EXERCISE TASK: Reproduce every entry exactly, without alteration.

DATA IN THIS EXERCISE:
----

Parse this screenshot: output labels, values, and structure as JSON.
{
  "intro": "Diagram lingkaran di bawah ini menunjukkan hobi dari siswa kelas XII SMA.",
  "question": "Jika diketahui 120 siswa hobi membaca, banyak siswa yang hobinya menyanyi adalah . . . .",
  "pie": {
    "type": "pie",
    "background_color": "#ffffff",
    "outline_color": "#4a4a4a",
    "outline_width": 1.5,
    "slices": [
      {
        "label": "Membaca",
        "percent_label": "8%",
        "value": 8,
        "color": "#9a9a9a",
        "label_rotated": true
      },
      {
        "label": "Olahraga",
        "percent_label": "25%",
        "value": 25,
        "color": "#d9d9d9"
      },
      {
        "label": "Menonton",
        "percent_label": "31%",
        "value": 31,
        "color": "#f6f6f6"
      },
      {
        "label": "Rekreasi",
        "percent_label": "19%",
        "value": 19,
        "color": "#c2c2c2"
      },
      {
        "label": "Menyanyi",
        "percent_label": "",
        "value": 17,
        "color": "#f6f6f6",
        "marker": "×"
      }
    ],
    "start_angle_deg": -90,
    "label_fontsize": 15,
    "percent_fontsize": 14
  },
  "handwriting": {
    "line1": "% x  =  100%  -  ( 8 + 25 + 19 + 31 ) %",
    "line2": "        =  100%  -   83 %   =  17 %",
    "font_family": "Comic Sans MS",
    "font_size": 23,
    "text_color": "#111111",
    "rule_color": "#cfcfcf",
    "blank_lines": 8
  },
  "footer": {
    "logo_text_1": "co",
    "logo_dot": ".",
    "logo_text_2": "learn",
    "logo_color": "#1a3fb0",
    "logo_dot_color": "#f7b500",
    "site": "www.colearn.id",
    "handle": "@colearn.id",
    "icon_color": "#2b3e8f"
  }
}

----

SOLUTION TO THIS EXERCISE:
Parse this screenshot: output labels, values, and structure as JSON.
{
  "intro": "Diagram lingkaran di bawah ini menunjukkan hobi dari siswa kelas XII SMA.",
  "question": "Jika diketahui 120 siswa hobi membaca, banyak siswa yang hobinya menyanyi adalah . . . .",
  "pie": {
    "type": "pie",
    "background_color": "#ffffff",
    "outline_color": "#4a4a4a",
    "outline_width": 1.5,
    "slices": [
      {
        "label": "Membaca",
        "percent_label": "8%",
        "value": 8,
        "color": "#9a9a9a",
        "label_rotated": true
      },
      {
        "label": "Olahraga",
        "percent_label": "25%",
        "value": 25,
        "color": "#d9d9d9"
      },
      {
        "label": "Menonton",
        "percent_label": "31%",
        "value": 31,
        "color": "#f6f6f6"
      },
      {
        "label": "Rekreasi",
        "percent_label": "19%",
        "value": 19,
        "color": "#c2c2c2"
      },
      {
        "label": "Menyanyi",
        "percent_label": "",
        "value": 17,
        "color": "#f6f6f6",
        "marker": "×"
      }
    ],
    "start_angle_deg": -90,
    "label_fontsize": 15,
    "percent_fontsize": 14
  },
  "handwriting": {
    "line1": "% x  =  100%  -  ( 8 + 25 + 19 + 31 ) %",
    "line2": "        =  100%  -   83 %   =  17 %",
    "font_family": "Comic Sans MS",
    "font_size": 23,
    "text_color": "#111111",
    "rule_color": "#cfcfcf",
    "blank_lines": 8
  },
  "footer": {
    "logo_text_1": "co",
    "logo_dot": ".",
    "logo_text_2": "learn",
    "logo_color": "#1a3fb0",
    "logo_dot_color": "#f7b500",
    "site": "www.colearn.id",
    "handle": "@colearn.id",
    "icon_color": "#2b3e8f"
  }
}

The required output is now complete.